Start of Records for processing
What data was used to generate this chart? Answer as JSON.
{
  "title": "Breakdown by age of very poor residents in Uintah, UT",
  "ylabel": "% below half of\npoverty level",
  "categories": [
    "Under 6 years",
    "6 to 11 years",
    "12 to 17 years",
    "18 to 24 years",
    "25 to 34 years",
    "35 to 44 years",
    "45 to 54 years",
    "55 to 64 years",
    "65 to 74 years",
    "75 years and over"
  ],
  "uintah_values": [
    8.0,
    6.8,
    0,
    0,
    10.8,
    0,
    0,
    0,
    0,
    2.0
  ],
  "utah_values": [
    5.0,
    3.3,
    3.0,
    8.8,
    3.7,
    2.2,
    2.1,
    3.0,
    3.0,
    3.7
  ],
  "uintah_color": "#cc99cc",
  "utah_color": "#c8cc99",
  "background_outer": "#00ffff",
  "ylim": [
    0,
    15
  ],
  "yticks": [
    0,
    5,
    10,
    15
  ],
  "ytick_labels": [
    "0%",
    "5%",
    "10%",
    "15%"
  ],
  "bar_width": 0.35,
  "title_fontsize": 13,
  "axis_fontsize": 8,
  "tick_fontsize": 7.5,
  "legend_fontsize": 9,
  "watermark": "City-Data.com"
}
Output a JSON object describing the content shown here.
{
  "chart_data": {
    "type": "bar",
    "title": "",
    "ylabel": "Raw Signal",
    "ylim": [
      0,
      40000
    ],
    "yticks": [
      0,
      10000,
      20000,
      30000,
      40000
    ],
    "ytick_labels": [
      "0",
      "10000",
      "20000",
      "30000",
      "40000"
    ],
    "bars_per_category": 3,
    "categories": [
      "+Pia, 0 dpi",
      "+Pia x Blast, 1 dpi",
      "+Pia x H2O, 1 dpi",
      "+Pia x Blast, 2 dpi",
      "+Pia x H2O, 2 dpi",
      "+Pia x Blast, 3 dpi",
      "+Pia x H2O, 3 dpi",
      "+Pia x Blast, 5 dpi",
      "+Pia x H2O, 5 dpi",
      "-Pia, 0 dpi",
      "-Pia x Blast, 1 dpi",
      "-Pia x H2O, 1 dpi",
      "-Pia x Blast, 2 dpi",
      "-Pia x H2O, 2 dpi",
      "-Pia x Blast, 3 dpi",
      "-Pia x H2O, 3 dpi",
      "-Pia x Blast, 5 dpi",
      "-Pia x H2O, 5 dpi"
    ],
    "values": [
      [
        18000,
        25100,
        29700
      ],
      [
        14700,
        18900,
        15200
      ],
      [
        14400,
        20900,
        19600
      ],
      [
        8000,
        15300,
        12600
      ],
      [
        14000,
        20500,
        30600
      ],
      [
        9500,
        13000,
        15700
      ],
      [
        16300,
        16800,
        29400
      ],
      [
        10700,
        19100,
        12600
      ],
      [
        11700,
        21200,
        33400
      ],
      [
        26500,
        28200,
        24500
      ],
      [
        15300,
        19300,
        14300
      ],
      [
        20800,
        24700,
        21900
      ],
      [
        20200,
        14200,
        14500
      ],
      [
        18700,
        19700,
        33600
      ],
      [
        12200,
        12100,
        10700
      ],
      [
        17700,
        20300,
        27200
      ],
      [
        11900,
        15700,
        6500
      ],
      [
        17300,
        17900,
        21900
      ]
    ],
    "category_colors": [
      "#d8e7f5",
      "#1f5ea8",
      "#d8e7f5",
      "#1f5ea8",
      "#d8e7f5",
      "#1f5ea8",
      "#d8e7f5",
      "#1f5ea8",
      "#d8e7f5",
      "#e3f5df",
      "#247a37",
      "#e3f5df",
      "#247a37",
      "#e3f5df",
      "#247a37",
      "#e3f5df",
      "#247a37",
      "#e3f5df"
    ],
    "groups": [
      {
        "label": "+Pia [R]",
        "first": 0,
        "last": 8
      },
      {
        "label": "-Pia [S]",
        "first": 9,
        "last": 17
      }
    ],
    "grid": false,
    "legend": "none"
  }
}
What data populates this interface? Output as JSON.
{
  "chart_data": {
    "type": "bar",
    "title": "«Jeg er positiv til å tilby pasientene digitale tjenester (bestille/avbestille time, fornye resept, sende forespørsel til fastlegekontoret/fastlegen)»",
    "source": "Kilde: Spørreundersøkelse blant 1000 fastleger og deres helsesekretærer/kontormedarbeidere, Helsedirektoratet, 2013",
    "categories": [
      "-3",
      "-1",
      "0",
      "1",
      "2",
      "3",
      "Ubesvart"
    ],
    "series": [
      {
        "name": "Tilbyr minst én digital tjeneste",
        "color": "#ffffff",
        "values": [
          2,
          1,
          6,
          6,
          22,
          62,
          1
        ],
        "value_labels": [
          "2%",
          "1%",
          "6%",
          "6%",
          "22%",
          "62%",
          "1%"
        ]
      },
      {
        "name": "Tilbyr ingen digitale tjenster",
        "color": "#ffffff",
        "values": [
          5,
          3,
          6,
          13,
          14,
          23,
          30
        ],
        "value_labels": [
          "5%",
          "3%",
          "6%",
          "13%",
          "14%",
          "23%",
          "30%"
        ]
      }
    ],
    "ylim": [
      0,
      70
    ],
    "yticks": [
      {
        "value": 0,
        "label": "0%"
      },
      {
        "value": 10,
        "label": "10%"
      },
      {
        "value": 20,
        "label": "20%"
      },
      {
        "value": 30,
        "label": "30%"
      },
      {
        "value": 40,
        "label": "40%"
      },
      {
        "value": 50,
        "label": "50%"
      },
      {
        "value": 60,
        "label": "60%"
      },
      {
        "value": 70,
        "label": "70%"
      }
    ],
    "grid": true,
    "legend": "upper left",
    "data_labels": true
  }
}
End of Records for processing
-- Short exercise --
Transcribe each record exactly. Leave nothing out.

-- Answer to the task --
What data was used to generate this chart? Answer as JSON.
{
  "title": "Breakdown by age of very poor residents in Uintah, UT",
  "ylabel": "% below half of\npoverty level",
  "categories": [
    "Under 6 years",
    "6 to 11 years",
    "12 to 17 years",
    "18 to 24 years",
    "25 to 34 years",
    "35 to 44 years",
    "45 to 54 years",
    "55 to 64 years",
    "65 to 74 years",
    "75 years and over"
  ],
  "uintah_values": [
    8.0,
    6.8,
    0,
    0,
    10.8,
    0,
    0,
    0,
    0,
    2.0
  ],
  "utah_values": [
    5.0,
    3.3,
    3.0,
    8.8,
    3.7,
    2.2,
    2.1,
    3.0,
    3.0,
    3.7
  ],
  "uintah_color": "#cc99cc",
  "utah_color": "#c8cc99",
  "background_outer": "#00ffff",
  "ylim": [
    0,
    15
  ],
  "yticks": [
    0,
    5,
    10,
    15
  ],
  "ytick_labels": [
    "0%",
    "5%",
    "10%",
    "15%"
  ],
  "bar_width": 0.35,
  "title_fontsize": 13,
  "axis_fontsize": 8,
  "tick_fontsize": 7.5,
  "legend_fontsize": 9,
  "watermark": "City-Data.com"
}
Output a JSON object describing the content shown here.
{
  "chart_data": {
    "type": "bar",
    "title": "",
    "ylabel": "Raw Signal",
    "ylim": [
      0,
      40000
    ],
    "yticks": [
      0,
      10000,
      20000,
      30000,
      40000
    ],
    "ytick_labels": [
      "0",
      "10000",
      "20000",
      "30000",
      "40000"
    ],
    "bars_per_category": 3,
    "categories": [
      "+Pia, 0 dpi",
      "+Pia x Blast, 1 dpi",
      "+Pia x H2O, 1 dpi",
      "+Pia x Blast, 2 dpi",
      "+Pia x H2O, 2 dpi",
      "+Pia x Blast, 3 dpi",
      "+Pia x H2O, 3 dpi",
      "+Pia x Blast, 5 dpi",
      "+Pia x H2O, 5 dpi",
      "-Pia, 0 dpi",
      "-Pia x Blast, 1 dpi",
      "-Pia x H2O, 1 dpi",
      "-Pia x Blast, 2 dpi",
      "-Pia x H2O, 2 dpi",
      "-Pia x Blast, 3 dpi",
      "-Pia x H2O, 3 dpi",
      "-Pia x Blast, 5 dpi",
      "-Pia x H2O, 5 dpi"
    ],
    "values": [
      [
        18000,
        25100,
        29700
      ],
      [
        14700,
        18900,
        15200
      ],
      [
        14400,
        20900,
        19600
      ],
      [
        8000,
        15300,
        12600
      ],
      [
        14000,
        20500,
        30600
      ],
      [
        9500,
        13000,
        15700
      ],
      [
        16300,
        16800,
        29400
      ],
      [
        10700,
        19100,
        12600
      ],
      [
        11700,
        21200,
        33400
      ],
      [
        26500,
        28200,
        24500
      ],
      [
        15300,
        19300,
        14300
      ],
      [
        20800,
        24700,
        21900
      ],
      [
        20200,
        14200,
        14500
      ],
      [
        18700,
        19700,
        33600
      ],
      [
        12200,
        12100,
        10700
      ],
      [
        17700,
        20300,
        27200
      ],
      [
        11900,
        15700,
        6500
      ],
      [
        17300,
        17900,
        21900
      ]
    ],
    "category_colors": [
      "#d8e7f5",
      "#1f5ea8",
      "#d8e7f5",
      "#1f5ea8",
      "#d8e7f5",
      "#1f5ea8",
      "#d8e7f5",
      "#1f5ea8",
      "#d8e7f5",
      "#e3f5df",
      "#247a37",
      "#e3f5df",
      "#247a37",
      "#e3f5df",
      "#247a37",
      "#e3f5df",
      "#247a37",
      "#e3f5df"
    ],
    "groups": [
      {
        "label": "+Pia [R]",
        "first": 0,
        "last": 8
      },
      {
        "label": "-Pia [S]",
        "first": 9,
        "last": 17
      }
    ],
    "grid": false,
    "legend": "none"
  }
}
What data populates this interface? Output as JSON.
{
  "chart_data": {
    "type": "bar",
    "title": "«Jeg er positiv til å tilby pasientene digitale tjenester (bestille/avbestille time, fornye resept, sende forespørsel til fastlegekontoret/fastlegen)»",
    "source": "Kilde: Spørreundersøkelse blant 1000 fastleger og deres helsesekretærer/kontormedarbeidere, Helsedirektoratet, 2013",
    "categories": [
      "-3",
      "-1",
      "0",
      "1",
      "2",
      "3",
      "Ubesvart"
    ],
    "series": [
      {
        "name": "Tilbyr minst én digital tjeneste",
        "color": "#ffffff",
        "values": [
          2,
          1,
          6,
          6,
          22,
          62,
          1
        ],
        "value_labels": [
          "2%",
          "1%",
          "6%",
          "6%",
          "22%",
          "62%",
          "1%"
        ]
      },
      {
        "name": "Tilbyr ingen digitale tjenster",
        "color": "#ffffff",
        "values": [
          5,
          3,
          6,
          13,
          14,
          23,
          30
        ],
        "value_labels": [
          "5%",
          "3%",
          "6%",
          "13%",
          "14%",
          "23%",
          "30%"
        ]
      }
    ],
    "ylim": [
      0,
      70
    ],
    "yticks": [
      {
        "value": 0,
        "label": "0%"
      },
      {
        "value": 10,
        "label": "10%"
      },
      {
        "value": 20,
        "label": "20%"
      },
      {
        "value": 30,
        "label": "30%"
      },
      {
        "value": 40,
        "label": "40%"
      },
      {
        "value": 50,
        "label": "50%"
      },
      {
        "value": 60,
        "label": "60%"
      },
      {
        "value": 70,
        "label": "70%"
      }
    ],
    "grid": true,
    "legend": "upper left",
    "data_labels": true
  }
}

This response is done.